> [BRIEF]: Transcribe the data that follows precisely, omitting nothing.

> [DATA]:
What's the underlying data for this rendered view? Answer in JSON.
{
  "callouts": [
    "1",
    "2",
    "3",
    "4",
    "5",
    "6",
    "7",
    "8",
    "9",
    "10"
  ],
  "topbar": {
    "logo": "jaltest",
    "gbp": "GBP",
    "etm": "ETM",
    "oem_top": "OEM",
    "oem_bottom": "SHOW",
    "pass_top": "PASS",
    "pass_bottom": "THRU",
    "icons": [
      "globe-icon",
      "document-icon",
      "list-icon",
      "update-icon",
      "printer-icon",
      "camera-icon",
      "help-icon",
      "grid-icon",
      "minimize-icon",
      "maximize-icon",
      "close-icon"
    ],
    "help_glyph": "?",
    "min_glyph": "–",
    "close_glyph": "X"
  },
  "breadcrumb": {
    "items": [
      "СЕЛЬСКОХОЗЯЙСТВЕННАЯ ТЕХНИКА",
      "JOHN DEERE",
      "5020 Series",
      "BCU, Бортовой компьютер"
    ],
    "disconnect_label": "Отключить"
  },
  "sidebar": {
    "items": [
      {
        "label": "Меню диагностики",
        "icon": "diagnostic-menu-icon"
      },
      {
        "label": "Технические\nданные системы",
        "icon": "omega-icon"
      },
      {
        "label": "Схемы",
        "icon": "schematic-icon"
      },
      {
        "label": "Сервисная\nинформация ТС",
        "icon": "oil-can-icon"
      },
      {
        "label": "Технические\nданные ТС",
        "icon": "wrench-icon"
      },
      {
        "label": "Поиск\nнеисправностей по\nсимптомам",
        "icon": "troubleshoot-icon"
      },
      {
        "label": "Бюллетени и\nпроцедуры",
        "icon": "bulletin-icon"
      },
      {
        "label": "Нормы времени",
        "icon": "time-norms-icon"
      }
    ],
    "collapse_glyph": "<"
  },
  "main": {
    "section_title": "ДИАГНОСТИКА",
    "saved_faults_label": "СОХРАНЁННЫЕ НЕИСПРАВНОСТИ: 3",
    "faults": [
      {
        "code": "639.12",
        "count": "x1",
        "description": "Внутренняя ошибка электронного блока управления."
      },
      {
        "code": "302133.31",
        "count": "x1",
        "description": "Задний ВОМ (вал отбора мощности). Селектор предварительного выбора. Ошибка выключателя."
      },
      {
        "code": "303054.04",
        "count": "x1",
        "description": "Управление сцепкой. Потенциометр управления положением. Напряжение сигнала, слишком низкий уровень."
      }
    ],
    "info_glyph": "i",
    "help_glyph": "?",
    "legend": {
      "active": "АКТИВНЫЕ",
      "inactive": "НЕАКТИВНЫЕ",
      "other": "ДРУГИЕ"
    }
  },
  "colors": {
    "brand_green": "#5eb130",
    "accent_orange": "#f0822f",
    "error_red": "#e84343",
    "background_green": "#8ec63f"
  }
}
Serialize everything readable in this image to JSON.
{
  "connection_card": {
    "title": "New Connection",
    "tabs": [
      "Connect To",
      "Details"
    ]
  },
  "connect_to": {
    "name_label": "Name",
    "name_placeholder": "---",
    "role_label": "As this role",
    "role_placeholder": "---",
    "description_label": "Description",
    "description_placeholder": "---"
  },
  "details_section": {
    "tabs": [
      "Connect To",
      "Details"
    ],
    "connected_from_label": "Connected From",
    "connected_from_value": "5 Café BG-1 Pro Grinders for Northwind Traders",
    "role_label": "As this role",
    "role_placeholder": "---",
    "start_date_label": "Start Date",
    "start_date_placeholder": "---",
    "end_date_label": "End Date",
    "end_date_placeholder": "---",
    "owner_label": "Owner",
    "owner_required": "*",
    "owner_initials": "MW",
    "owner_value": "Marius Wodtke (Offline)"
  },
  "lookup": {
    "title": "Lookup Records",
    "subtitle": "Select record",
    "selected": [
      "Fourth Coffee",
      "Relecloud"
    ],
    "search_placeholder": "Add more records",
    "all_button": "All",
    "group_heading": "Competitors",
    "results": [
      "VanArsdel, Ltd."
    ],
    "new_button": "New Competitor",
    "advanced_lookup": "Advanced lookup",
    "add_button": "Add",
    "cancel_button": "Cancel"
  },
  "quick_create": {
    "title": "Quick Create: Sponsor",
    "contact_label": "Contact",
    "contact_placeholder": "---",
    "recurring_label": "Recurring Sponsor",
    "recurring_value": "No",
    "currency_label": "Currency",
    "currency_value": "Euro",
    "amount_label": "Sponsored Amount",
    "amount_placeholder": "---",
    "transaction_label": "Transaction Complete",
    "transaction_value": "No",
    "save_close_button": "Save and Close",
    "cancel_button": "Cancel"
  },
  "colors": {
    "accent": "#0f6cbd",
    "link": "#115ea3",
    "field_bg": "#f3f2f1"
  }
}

> [CORRECT RESULT]:
What's the underlying data for this rendered view? Answer in JSON.
{
  "callouts": [
    "1",
    "2",
    "3",
    "4",
    "5",
    "6",
    "7",
    "8",
    "9",
    "10"
  ],
  "topbar": {
    "logo": "jaltest",
    "gbp": "GBP",
    "etm": "ETM",
    "oem_top": "OEM",
    "oem_bottom": "SHOW",
    "pass_top": "PASS",
    "pass_bottom": "THRU",
    "icons": [
      "globe-icon",
      "document-icon",
      "list-icon",
      "update-icon",
      "printer-icon",
      "camera-icon",
      "help-icon",
      "grid-icon",
      "minimize-icon",
      "maximize-icon",
      "close-icon"
    ],
    "help_glyph": "?",
    "min_glyph": "–",
    "close_glyph": "X"
  },
  "breadcrumb": {
    "items": [
      "СЕЛЬСКОХОЗЯЙСТВЕННАЯ ТЕХНИКА",
      "JOHN DEERE",
      "5020 Series",
      "BCU, Бортовой компьютер"
    ],
    "disconnect_label": "Отключить"
  },
  "sidebar": {
    "items": [
      {
        "label": "Меню диагностики",
        "icon": "diagnostic-menu-icon"
      },
      {
        "label": "Технические\nданные системы",
        "icon": "omega-icon"
      },
      {
        "label": "Схемы",
        "icon": "schematic-icon"
      },
      {
        "label": "Сервисная\nинформация ТС",
        "icon": "oil-can-icon"
      },
      {
        "label": "Технические\nданные ТС",
        "icon": "wrench-icon"
      },
      {
        "label": "Поиск\nнеисправностей по\nсимптомам",
        "icon": "troubleshoot-icon"
      },
      {
        "label": "Бюллетени и\nпроцедуры",
        "icon": "bulletin-icon"
      },
      {
        "label": "Нормы времени",
        "icon": "time-norms-icon"
      }
    ],
    "collapse_glyph": "<"
  },
  "main": {
    "section_title": "ДИАГНОСТИКА",
    "saved_faults_label": "СОХРАНЁННЫЕ НЕИСПРАВНОСТИ: 3",
    "faults": [
      {
        "code": "639.12",
        "count": "x1",
        "description": "Внутренняя ошибка электронного блока управления."
      },
      {
        "code": "302133.31",
        "count": "x1",
        "description": "Задний ВОМ (вал отбора мощности). Селектор предварительного выбора. Ошибка выключателя."
      },
      {
        "code": "303054.04",
        "count": "x1",
        "description": "Управление сцепкой. Потенциометр управления положением. Напряжение сигнала, слишком низкий уровень."
      }
    ],
    "info_glyph": "i",
    "help_glyph": "?",
    "legend": {
      "active": "АКТИВНЫЕ",
      "inactive": "НЕАКТИВНЫЕ",
      "other": "ДРУГИЕ"
    }
  },
  "colors": {
    "brand_green": "#5eb130",
    "accent_orange": "#f0822f",
    "error_red": "#e84343",
    "background_green": "#8ec63f"
  }
}
Serialize everything readable in this image to JSON.
{
  "connection_card": {
    "title": "New Connection",
    "tabs": [
      "Connect To",
      "Details"
    ]
  },
  "connect_to": {
    "name_label": "Name",
    "name_placeholder": "---",
    "role_label": "As this role",
    "role_placeholder": "---",
    "description_label": "Description",
    "description_placeholder": "---"
  },
  "details_section": {
    "tabs": [
      "Connect To",
      "Details"
    ],
    "connected_from_label": "Connected From",
    "connected_from_value": "5 Café BG-1 Pro Grinders for Northwind Traders",
    "role_label": "As this role",
    "role_placeholder": "---",
    "start_date_label": "Start Date",
    "start_date_placeholder": "---",
    "end_date_label": "End Date",
    "end_date_placeholder": "---",
    "owner_label": "Owner",
    "owner_required": "*",
    "owner_initials": "MW",
    "owner_value": "Marius Wodtke (Offline)"
  },
  "lookup": {
    "title": "Lookup Records",
    "subtitle": "Select record",
    "selected": [
      "Fourth Coffee",
      "Relecloud"
    ],
    "search_placeholder": "Add more records",
    "all_button": "All",
    "group_heading": "Competitors",
    "results": [
      "VanArsdel, Ltd."
    ],
    "new_button": "New Competitor",
    "advanced_lookup": "Advanced lookup",
    "add_button": "Add",
    "cancel_button": "Cancel"
  },
  "quick_create": {
    "title": "Quick Create: Sponsor",
    "contact_label": "Contact",
    "contact_placeholder": "---",
    "recurring_label": "Recurring Sponsor",
    "recurring_value": "No",
    "currency_label": "Currency",
    "currency_value": "Euro",
    "amount_label": "Sponsored Amount",
    "amount_placeholder": "---",
    "transaction_label": "Transaction Complete",
    "transaction_value": "No",
    "save_close_button": "Save and Close",
    "cancel_button": "Cancel"
  },
  "colors": {
    "accent": "#0f6cbd",
    "link": "#115ea3",
    "field_bg": "#f3f2f1"
  }
}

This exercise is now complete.